§ ENTRIES PROVIDED:
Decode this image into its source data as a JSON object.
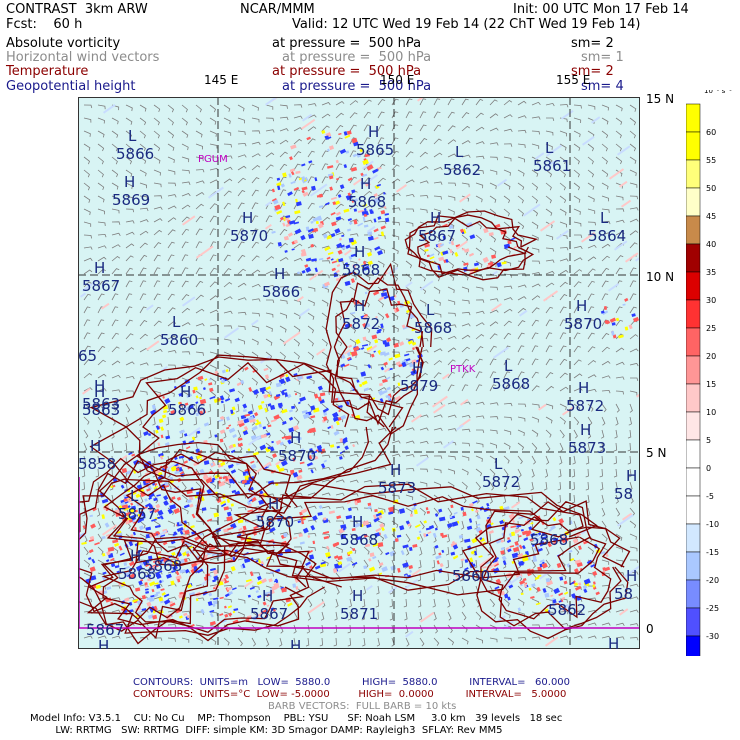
{
  "header": {
    "line1_left": "CONTRAST  3km ARW",
    "line1_mid": "NCAR/MMM",
    "line1_right": "Init: 00 UTC Mon 17 Feb 14",
    "line2_left": "Fcst:    60 h",
    "line2_right": "Valid: 12 UTC Wed 19 Feb 14 (22 ChT Wed 19 Feb 14)"
  },
  "fields": [
    {
      "name": "Absolute vorticity",
      "pressure": "at pressure =  500 hPa",
      "sm": "sm= 2",
      "color": "#000000"
    },
    {
      "name": "Horizontal wind vectors",
      "pressure": "at pressure =  500 hPa",
      "sm": "sm= 1",
      "color": "#8c8c8c"
    },
    {
      "name": "Temperature",
      "pressure": "at pressure =  500 hPa",
      "sm": "sm= 2",
      "color": "#8b0000"
    },
    {
      "name": "Geopotential height",
      "pressure": "at pressure =  500 hPa",
      "sm": "sm= 4",
      "color": "#1a1a8c"
    }
  ],
  "lon_labels": [
    "145 E",
    "150 E",
    "155 E"
  ],
  "lat_labels": [
    "15 N",
    "10 N",
    "5 N",
    "0"
  ],
  "stations": [
    "PGUM",
    "PTKK"
  ],
  "pressure_centers": [
    {
      "type": "L",
      "value": "5866"
    },
    {
      "type": "H",
      "value": "5865"
    },
    {
      "type": "L",
      "value": "5862"
    },
    {
      "type": "L",
      "value": "5861"
    },
    {
      "type": "H",
      "value": "5869"
    },
    {
      "type": "H",
      "value": "5868"
    },
    {
      "type": "H",
      "value": "5870"
    },
    {
      "type": "H",
      "value": "5867"
    },
    {
      "type": "L",
      "value": "5864"
    },
    {
      "type": "H",
      "value": "5867"
    },
    {
      "type": "H",
      "value": "5866"
    },
    {
      "type": "H",
      "value": "5868"
    },
    {
      "type": "H",
      "value": "5863"
    },
    {
      "type": "L",
      "value": "5860"
    },
    {
      "type": "H",
      "value": "5872"
    },
    {
      "type": "L",
      "value": "5868"
    },
    {
      "type": "H",
      "value": "5870"
    },
    {
      "type": "",
      "value": "65"
    },
    {
      "type": "H",
      "value": "5879"
    },
    {
      "type": "L",
      "value": "5868"
    },
    {
      "type": "H",
      "value": "5872"
    },
    {
      "type": "H",
      "value": "5863"
    },
    {
      "type": "H",
      "value": "5866"
    },
    {
      "type": "H",
      "value": "5873"
    },
    {
      "type": "H",
      "value": "5858"
    },
    {
      "type": "H",
      "value": "5870"
    },
    {
      "type": "H",
      "value": "5873"
    },
    {
      "type": "L",
      "value": "5872"
    },
    {
      "type": "H",
      "value": "58"
    },
    {
      "type": "L",
      "value": "5857"
    },
    {
      "type": "H",
      "value": "5870"
    },
    {
      "type": "",
      "value": "5868"
    },
    {
      "type": "H",
      "value": "5868"
    },
    {
      "type": "",
      "value": "5868"
    },
    {
      "type": "H",
      "value": "5868"
    },
    {
      "type": "H",
      "value": "58"
    },
    {
      "type": "H",
      "value": "5867"
    },
    {
      "type": "H",
      "value": "5871"
    },
    {
      "type": "",
      "value": "5860"
    },
    {
      "type": "",
      "value": "5862"
    },
    {
      "type": "",
      "value": "5867"
    },
    {
      "type": "H",
      "value": ""
    },
    {
      "type": "H",
      "value": ""
    },
    {
      "type": "H",
      "value": ""
    }
  ],
  "colorbar": {
    "unit": "10⁻⁵ s⁻¹",
    "labels": [
      "60",
      "55",
      "50",
      "45",
      "40",
      "35",
      "30",
      "25",
      "20",
      "15",
      "10",
      "5",
      "0",
      "-5",
      "-10",
      "-15",
      "-20",
      "-25",
      "-30"
    ],
    "colors": [
      "#ffff00",
      "#ffff00",
      "#ffff7a",
      "#ffffc8",
      "#c88a4a",
      "#a00000",
      "#dc0000",
      "#ff3232",
      "#ff6464",
      "#ff9696",
      "#ffc8c8",
      "#ffe6e6",
      "#ffffff",
      "#ffffff",
      "#ffffff",
      "#d2e8ff",
      "#aac8ff",
      "#788cff",
      "#5050ff",
      "#0000ff"
    ]
  },
  "footer": {
    "contours1": "CONTOURS:  UNITS=m   LOW=  5880.0          HIGH=  5880.0          INTERVAL=   60.000",
    "contours2": "CONTOURS:  UNITS=°C  LOW= -5.0000         HIGH=  0.0000          INTERVAL=   5.0000",
    "barbs": "BARB VECTORS:  FULL BARB = 10 kts",
    "model1": "Model Info: V3.5.1    CU: No Cu    MP: Thompson    PBL: YSU      SF: Noah LSM     3.0 km   39 levels   18 sec",
    "model2": "        LW: RRTMG   SW: RRTMG  DIFF: simple KM: 3D Smagor DAMP: Rayleigh3  SFLAY: Rev MM5"
  },
  "colors": {
    "ocean": "#d8f4f4",
    "grid": "#333333",
    "height_label": "#1a2a80",
    "temp_contour": "#7a0000",
    "barb": "#7d7d7d",
    "station": "#c000c0",
    "pos_vort": "#ff5a5a",
    "neg_vort": "#2a3cff",
    "yellow": "#ffff00"
  }
}
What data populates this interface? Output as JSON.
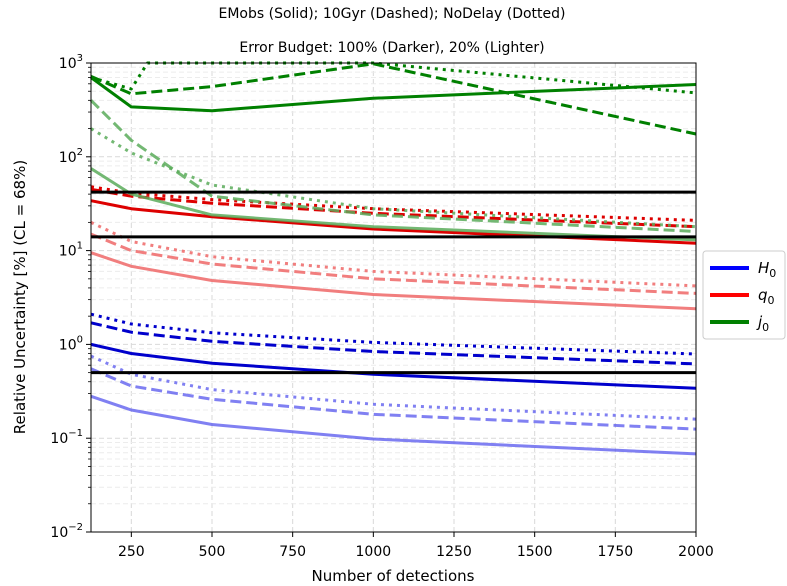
{
  "chart_data": {
    "type": "line",
    "title": "EMobs (Solid); 10Gyr (Dashed); NoDelay (Dotted)",
    "subtitle": "Error Budget: 100% (Darker), 20% (Lighter)",
    "xlabel": "Number of detections",
    "ylabel": "Relative Uncertainty [%] (CL = 68%)",
    "xlim": [
      125,
      2000
    ],
    "ylim": [
      0.01,
      1000
    ],
    "yscale": "log",
    "grid": true,
    "legend_position": "right",
    "x_ticks": [
      250,
      500,
      750,
      1000,
      1250,
      1500,
      1750,
      2000
    ],
    "x_tick_labels": [
      "250",
      "500",
      "750",
      "1000",
      "1250",
      "1500",
      "1750",
      "2000"
    ],
    "y_ticks": [
      0.01,
      0.1,
      1,
      10,
      100,
      1000
    ],
    "y_tick_labels": [
      {
        "base": "10",
        "exp": "−2"
      },
      {
        "base": "10",
        "exp": "−1"
      },
      {
        "base": "10",
        "exp": "0"
      },
      {
        "base": "10",
        "exp": "1"
      },
      {
        "base": "10",
        "exp": "2"
      },
      {
        "base": "10",
        "exp": "3"
      }
    ],
    "legend": [
      {
        "sym": "H",
        "sub": "0",
        "color": "#0000ff"
      },
      {
        "sym": "q",
        "sub": "0",
        "color": "#ff0000"
      },
      {
        "sym": "j",
        "sub": "0",
        "color": "#008000"
      }
    ],
    "hlines": [
      42,
      14,
      0.5
    ],
    "series": [
      {
        "param": "H0",
        "model": "EMobs",
        "budget": "100%",
        "style": "solid",
        "color": "#0000cc",
        "opacity": 1.0,
        "x": [
          125,
          250,
          500,
          1000,
          2000
        ],
        "y": [
          1.0,
          0.8,
          0.63,
          0.48,
          0.34
        ]
      },
      {
        "param": "H0",
        "model": "10Gyr",
        "budget": "100%",
        "style": "dashed",
        "color": "#0000cc",
        "opacity": 1.0,
        "x": [
          125,
          250,
          500,
          1000,
          2000
        ],
        "y": [
          1.7,
          1.35,
          1.08,
          0.84,
          0.62
        ]
      },
      {
        "param": "H0",
        "model": "NoDelay",
        "budget": "100%",
        "style": "dotted",
        "color": "#0000cc",
        "opacity": 1.0,
        "x": [
          125,
          250,
          500,
          1000,
          2000
        ],
        "y": [
          2.1,
          1.65,
          1.33,
          1.05,
          0.79
        ]
      },
      {
        "param": "H0",
        "model": "EMobs",
        "budget": "20%",
        "style": "solid",
        "color": "#5555ee",
        "opacity": 0.75,
        "x": [
          125,
          250,
          500,
          1000,
          2000
        ],
        "y": [
          0.28,
          0.2,
          0.14,
          0.098,
          0.068
        ]
      },
      {
        "param": "H0",
        "model": "10Gyr",
        "budget": "20%",
        "style": "dashed",
        "color": "#5555ee",
        "opacity": 0.75,
        "x": [
          125,
          250,
          500,
          1000,
          2000
        ],
        "y": [
          0.55,
          0.36,
          0.26,
          0.18,
          0.125
        ]
      },
      {
        "param": "H0",
        "model": "NoDelay",
        "budget": "20%",
        "style": "dotted",
        "color": "#5555ee",
        "opacity": 0.75,
        "x": [
          125,
          250,
          500,
          1000,
          2000
        ],
        "y": [
          0.75,
          0.48,
          0.33,
          0.23,
          0.16
        ]
      },
      {
        "param": "q0",
        "model": "EMobs",
        "budget": "100%",
        "style": "solid",
        "color": "#dd0000",
        "opacity": 1.0,
        "x": [
          125,
          250,
          500,
          1000,
          2000
        ],
        "y": [
          34,
          28,
          23,
          17,
          12
        ]
      },
      {
        "param": "q0",
        "model": "10Gyr",
        "budget": "100%",
        "style": "dashed",
        "color": "#dd0000",
        "opacity": 1.0,
        "x": [
          125,
          250,
          500,
          1000,
          2000
        ],
        "y": [
          45,
          38,
          32,
          25,
          18
        ]
      },
      {
        "param": "q0",
        "model": "NoDelay",
        "budget": "100%",
        "style": "dotted",
        "color": "#dd0000",
        "opacity": 1.0,
        "x": [
          125,
          250,
          500,
          1000,
          2000
        ],
        "y": [
          48,
          41,
          35,
          28,
          21
        ]
      },
      {
        "param": "q0",
        "model": "EMobs",
        "budget": "20%",
        "style": "solid",
        "color": "#f07070",
        "opacity": 0.9,
        "x": [
          125,
          250,
          500,
          1000,
          2000
        ],
        "y": [
          9.5,
          6.8,
          4.8,
          3.4,
          2.4
        ]
      },
      {
        "param": "q0",
        "model": "10Gyr",
        "budget": "20%",
        "style": "dashed",
        "color": "#f07070",
        "opacity": 0.9,
        "x": [
          125,
          250,
          500,
          1000,
          2000
        ],
        "y": [
          15,
          10,
          7.2,
          5.0,
          3.5
        ]
      },
      {
        "param": "q0",
        "model": "NoDelay",
        "budget": "20%",
        "style": "dotted",
        "color": "#f07070",
        "opacity": 0.9,
        "x": [
          125,
          250,
          500,
          1000,
          2000
        ],
        "y": [
          20,
          12.5,
          8.6,
          6.0,
          4.2
        ]
      },
      {
        "param": "j0",
        "model": "EMobs",
        "budget": "100%",
        "style": "solid",
        "color": "#008000",
        "opacity": 1.0,
        "x": [
          125,
          250,
          500,
          1000,
          2000
        ],
        "y": [
          700,
          340,
          310,
          420,
          590
        ]
      },
      {
        "param": "j0",
        "model": "10Gyr",
        "budget": "100%",
        "style": "dashed",
        "color": "#008000",
        "opacity": 1.0,
        "x": [
          125,
          250,
          500,
          1000,
          2000
        ],
        "y": [
          720,
          470,
          560,
          980,
          175
        ]
      },
      {
        "param": "j0",
        "model": "NoDelay",
        "budget": "100%",
        "style": "dotted",
        "color": "#008000",
        "opacity": 1.0,
        "x": [
          125,
          250,
          300,
          1000,
          2000
        ],
        "y": [
          700,
          530,
          1000,
          1000,
          480
        ]
      },
      {
        "param": "j0",
        "model": "EMobs",
        "budget": "20%",
        "style": "solid",
        "color": "#5aab5a",
        "opacity": 0.85,
        "x": [
          125,
          250,
          500,
          1000,
          2000
        ],
        "y": [
          75,
          40,
          24,
          18,
          13
        ]
      },
      {
        "param": "j0",
        "model": "10Gyr",
        "budget": "20%",
        "style": "dashed",
        "color": "#5aab5a",
        "opacity": 0.85,
        "x": [
          125,
          250,
          500,
          1000,
          2000
        ],
        "y": [
          400,
          150,
          38,
          24,
          16
        ]
      },
      {
        "param": "j0",
        "model": "NoDelay",
        "budget": "20%",
        "style": "dotted",
        "color": "#5aab5a",
        "opacity": 0.85,
        "x": [
          125,
          250,
          500,
          1000,
          2000
        ],
        "y": [
          200,
          110,
          50,
          28,
          18
        ]
      }
    ]
  }
}
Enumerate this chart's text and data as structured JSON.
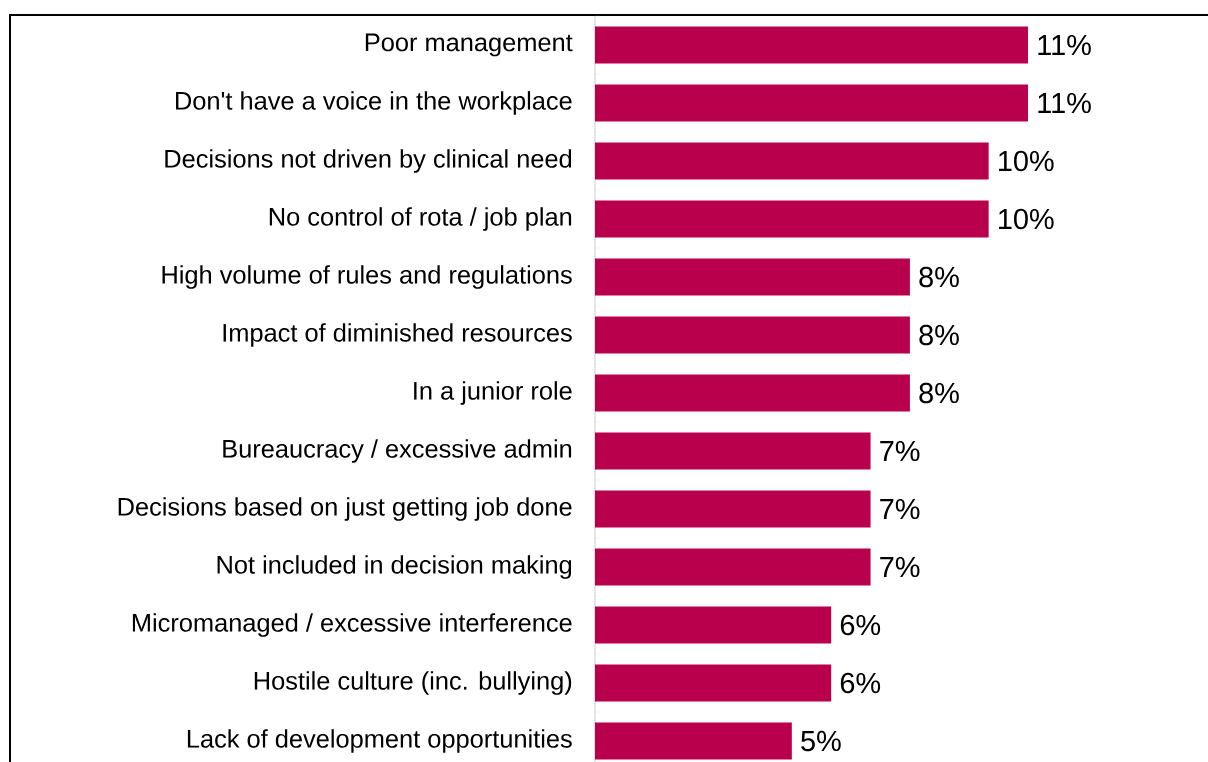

§ INSTRUCTIONS TO FOLLOW:
State the number of lines in the records that include "INTERVAL", and write nothing else.

§ COMPLETE ANSWER:
2